-- Start of DATA FOR PROCESSING --

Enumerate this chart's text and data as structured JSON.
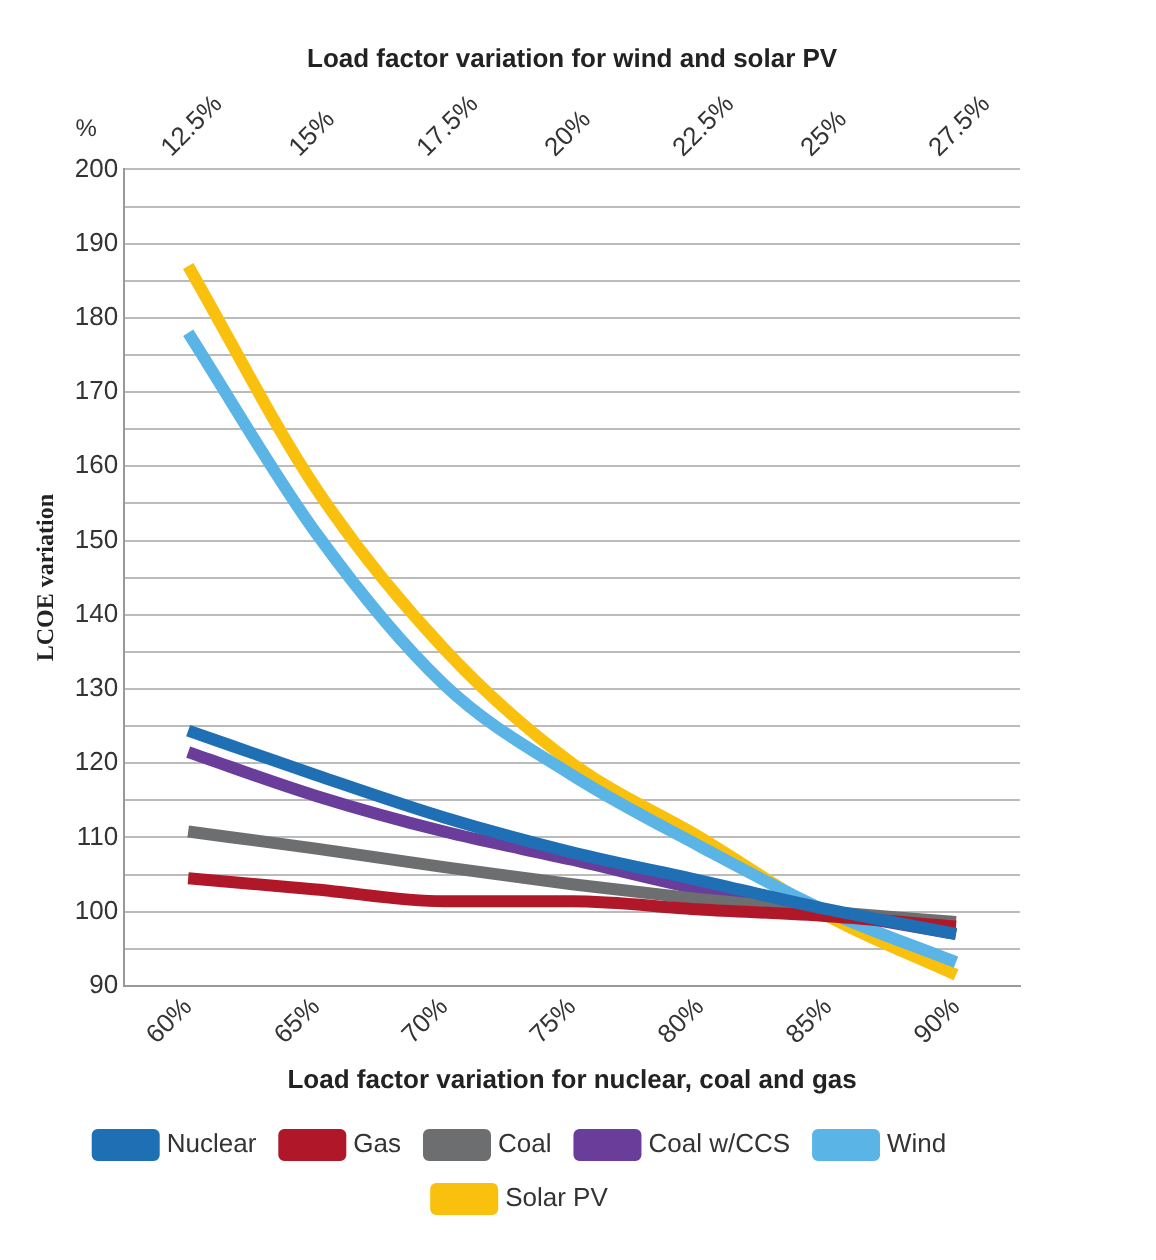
{
  "chart_data": {
    "type": "line",
    "x2label": "Load factor variation for wind and solar PV",
    "xlabel": "Load factor variation for nuclear, coal and gas",
    "ylabel": "LCOE variation",
    "annotations": [
      "%"
    ],
    "x": [
      60,
      65,
      70,
      75,
      80,
      85,
      90
    ],
    "xlim": [
      57.5,
      92.5
    ],
    "xticks": [
      {
        "value": 60,
        "label": "60%"
      },
      {
        "value": 65,
        "label": "65%"
      },
      {
        "value": 70,
        "label": "70%"
      },
      {
        "value": 75,
        "label": "75%"
      },
      {
        "value": 80,
        "label": "80%"
      },
      {
        "value": 85,
        "label": "85%"
      },
      {
        "value": 90,
        "label": "90%"
      }
    ],
    "x2lim": [
      11.25,
      28.75
    ],
    "x2ticks": [
      {
        "value": 12.5,
        "label": "12.5%"
      },
      {
        "value": 15,
        "label": "15%"
      },
      {
        "value": 17.5,
        "label": "17.5%"
      },
      {
        "value": 20,
        "label": "20%"
      },
      {
        "value": 22.5,
        "label": "22.5%"
      },
      {
        "value": 25,
        "label": "25%"
      },
      {
        "value": 27.5,
        "label": "27.5%"
      }
    ],
    "ylim": [
      90,
      200
    ],
    "yticks": [
      90,
      {
        "value": 95,
        "label": null
      },
      100,
      {
        "value": 105,
        "label": null
      },
      110,
      {
        "value": 115,
        "label": null
      },
      120,
      {
        "value": 125,
        "label": null
      },
      130,
      {
        "value": 135,
        "label": null
      },
      140,
      {
        "value": 145,
        "label": null
      },
      150,
      {
        "value": 155,
        "label": null
      },
      160,
      {
        "value": 165,
        "label": null
      },
      170,
      {
        "value": 175,
        "label": null
      },
      180,
      {
        "value": 185,
        "label": null
      },
      190,
      {
        "value": 195,
        "label": null
      },
      200
    ],
    "grid": "y",
    "legend": "bottom",
    "marker": "none",
    "line_style": "solid",
    "series": [
      {
        "name": "Nuclear",
        "color": "#1f6fb5",
        "values": [
          124.4,
          118.4,
          112.7,
          108,
          104.2,
          100.3,
          97
        ]
      },
      {
        "name": "Gas",
        "color": "#b0182a",
        "values": [
          104.5,
          103,
          101.4,
          101.4,
          100.3,
          99.4,
          98
        ]
      },
      {
        "name": "Coal",
        "color": "#6d6e70",
        "values": [
          110.8,
          108.5,
          106,
          103.7,
          101.7,
          100,
          98.6
        ]
      },
      {
        "name": "Coal w/CCS",
        "color": "#6a3d9a",
        "values": [
          121.5,
          115.6,
          110.8,
          107,
          103,
          100,
          97
        ]
      },
      {
        "name": "Wind",
        "color": "#5ab4e5",
        "axis": "x2",
        "x": [
          12.5,
          15,
          17.5,
          20,
          22.5,
          25,
          27.5
        ],
        "values": [
          178,
          151,
          130.6,
          118.4,
          108.8,
          100,
          93.2
        ]
      },
      {
        "name": "Solar PV",
        "color": "#f9c10e",
        "axis": "x2",
        "x": [
          12.5,
          15,
          17.5,
          20,
          22.5,
          25,
          27.5
        ],
        "values": [
          187,
          157,
          135.4,
          120,
          110,
          99.4,
          91.5
        ]
      }
    ]
  }
}
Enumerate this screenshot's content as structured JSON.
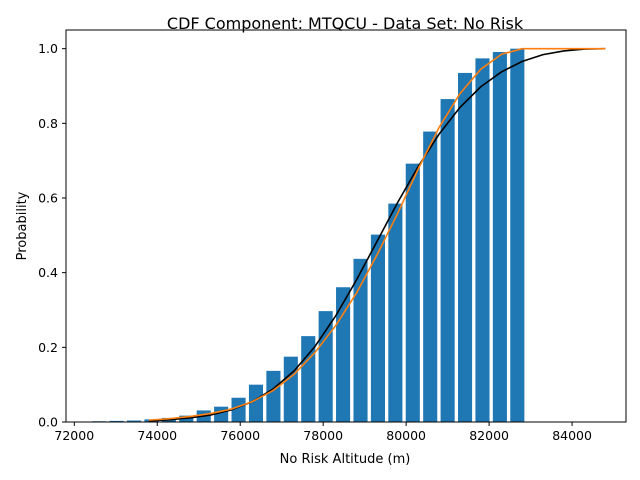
{
  "chart_data": {
    "type": "bar",
    "title": "CDF Component: MTQCU - Data Set: No Risk",
    "xlabel": "No Risk Altitude (m)",
    "ylabel": "Probability",
    "xlim": [
      71800,
      85300
    ],
    "ylim": [
      0,
      1.05
    ],
    "xticks": [
      72000,
      74000,
      76000,
      78000,
      80000,
      82000,
      84000
    ],
    "xtick_labels": [
      "72000",
      "74000",
      "76000",
      "78000",
      "80000",
      "82000",
      "84000"
    ],
    "yticks": [
      0.0,
      0.2,
      0.4,
      0.6,
      0.8,
      1.0
    ],
    "ytick_labels": [
      "0.0",
      "0.2",
      "0.4",
      "0.6",
      "0.8",
      "1.0"
    ],
    "grid": false,
    "bar_width": 340,
    "bar_color": "#1f77b4",
    "bars": {
      "x": [
        72600,
        73020,
        73440,
        73860,
        74280,
        74700,
        75120,
        75540,
        75960,
        76380,
        76800,
        77220,
        77640,
        78060,
        78480,
        78900,
        79320,
        79740,
        80160,
        80580,
        81000,
        81420,
        81840,
        82260,
        82680
      ],
      "values": [
        0.002,
        0.003,
        0.004,
        0.007,
        0.011,
        0.017,
        0.031,
        0.041,
        0.065,
        0.1,
        0.137,
        0.175,
        0.23,
        0.297,
        0.361,
        0.437,
        0.502,
        0.585,
        0.692,
        0.778,
        0.865,
        0.935,
        0.974,
        0.991,
        1.0
      ]
    },
    "series": [
      {
        "type": "line",
        "color": "#000000",
        "x": [
          73800,
          74300,
          74800,
          75300,
          75800,
          76300,
          76800,
          77300,
          77800,
          78300,
          78800,
          79300,
          79800,
          80300,
          80800,
          81300,
          81800,
          82300,
          82800,
          83300,
          83800,
          84300,
          84800
        ],
        "values": [
          0.003,
          0.006,
          0.011,
          0.019,
          0.033,
          0.055,
          0.089,
          0.137,
          0.202,
          0.284,
          0.38,
          0.484,
          0.589,
          0.686,
          0.772,
          0.843,
          0.898,
          0.938,
          0.966,
          0.984,
          0.994,
          0.999,
          1.0
        ]
      },
      {
        "type": "line",
        "color": "#ff7f0e",
        "x": [
          73800,
          74300,
          74800,
          75300,
          75800,
          76300,
          76800,
          77300,
          77800,
          78300,
          78800,
          79300,
          79800,
          80300,
          80800,
          81300,
          81800,
          82300,
          82800,
          83300,
          83800,
          84300,
          84800
        ],
        "values": [
          0.005,
          0.009,
          0.015,
          0.023,
          0.035,
          0.055,
          0.085,
          0.128,
          0.186,
          0.258,
          0.345,
          0.448,
          0.56,
          0.68,
          0.79,
          0.88,
          0.945,
          0.985,
          1.0,
          1.0,
          1.0,
          1.0,
          1.0
        ]
      }
    ]
  }
}
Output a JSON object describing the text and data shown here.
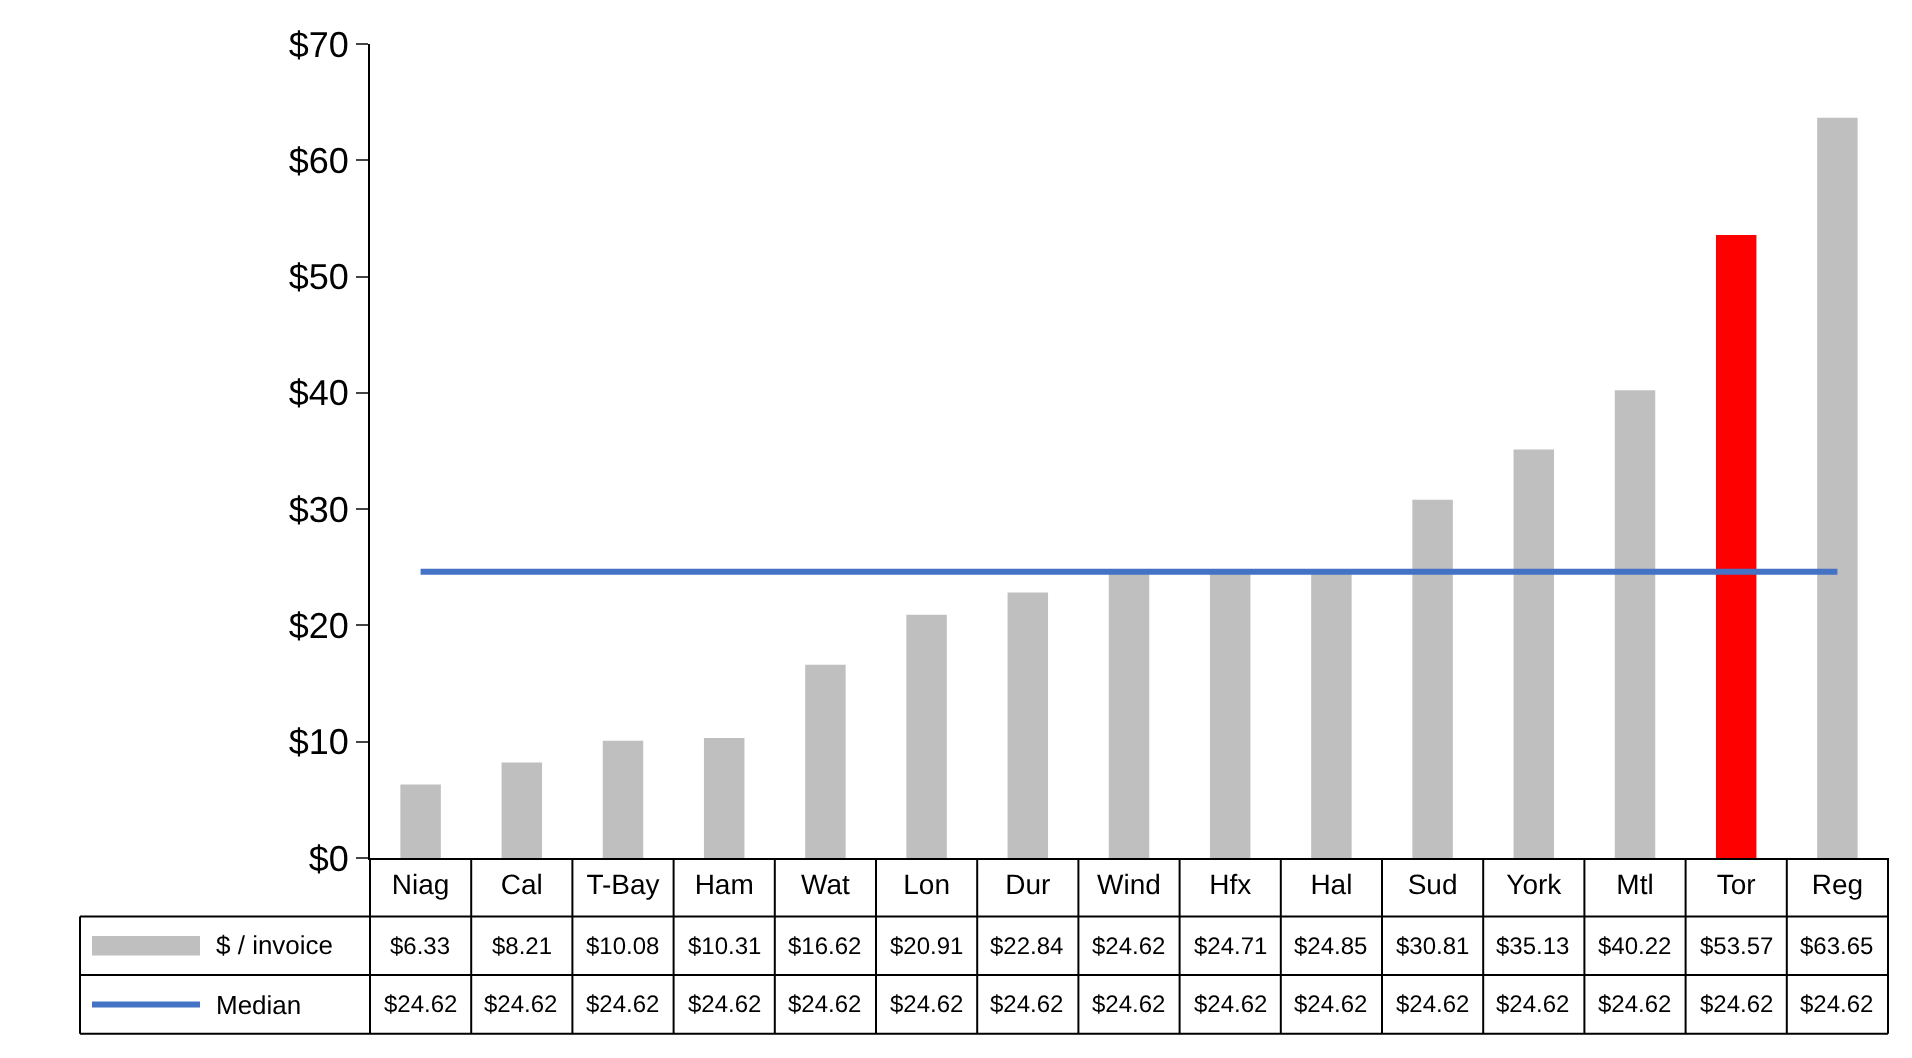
{
  "chart_data": {
    "type": "bar",
    "categories": [
      "Niag",
      "Cal",
      "T-Bay",
      "Ham",
      "Wat",
      "Lon",
      "Dur",
      "Wind",
      "Hfx",
      "Hal",
      "Sud",
      "York",
      "Mtl",
      "Tor",
      "Reg"
    ],
    "series": [
      {
        "name": "$ / invoice",
        "value_labels": [
          "$6.33",
          "$8.21",
          "$10.08",
          "$10.31",
          "$16.62",
          "$20.91",
          "$22.84",
          "$24.62",
          "$24.71",
          "$24.85",
          "$30.81",
          "$35.13",
          "$40.22",
          "$53.57",
          "$63.65"
        ],
        "color": "#bfbfbf",
        "colors": [
          "#bfbfbf",
          "#bfbfbf",
          "#bfbfbf",
          "#bfbfbf",
          "#bfbfbf",
          "#bfbfbf",
          "#bfbfbf",
          "#bfbfbf",
          "#bfbfbf",
          "#bfbfbf",
          "#bfbfbf",
          "#bfbfbf",
          "#bfbfbf",
          "#ff0000",
          "#bfbfbf"
        ],
        "values": [
          6.33,
          8.21,
          10.08,
          10.31,
          16.62,
          20.91,
          22.84,
          24.62,
          24.71,
          24.85,
          30.81,
          35.13,
          40.22,
          53.57,
          63.65
        ]
      },
      {
        "name": "Median",
        "type": "line",
        "value_labels": [
          "$24.62",
          "$24.62",
          "$24.62",
          "$24.62",
          "$24.62",
          "$24.62",
          "$24.62",
          "$24.62",
          "$24.62",
          "$24.62",
          "$24.62",
          "$24.62",
          "$24.62",
          "$24.62",
          "$24.62"
        ],
        "color": "#4472c4",
        "values": [
          24.62,
          24.62,
          24.62,
          24.62,
          24.62,
          24.62,
          24.62,
          24.62,
          24.62,
          24.62,
          24.62,
          24.62,
          24.62,
          24.62,
          24.62
        ]
      }
    ],
    "ylim": [
      0,
      70
    ],
    "yticks": [
      {
        "value": 0,
        "label": "$0"
      },
      {
        "value": 10,
        "label": "$10"
      },
      {
        "value": 20,
        "label": "$20"
      },
      {
        "value": 30,
        "label": "$30"
      },
      {
        "value": 40,
        "label": "$40"
      },
      {
        "value": 50,
        "label": "$50"
      },
      {
        "value": 60,
        "label": "$60"
      },
      {
        "value": 70,
        "label": "$70"
      }
    ],
    "legend": "bottom"
  }
}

-- End of DATA FOR PROCESSING --

(STATED EXERCISE)
Gather up, from the records above, each line where the word "ylabel" appears.

(RESPONSE FOR THIS EXERCISE)
    "ylabel": "LCOE variation",
    "ylabel": "Probability",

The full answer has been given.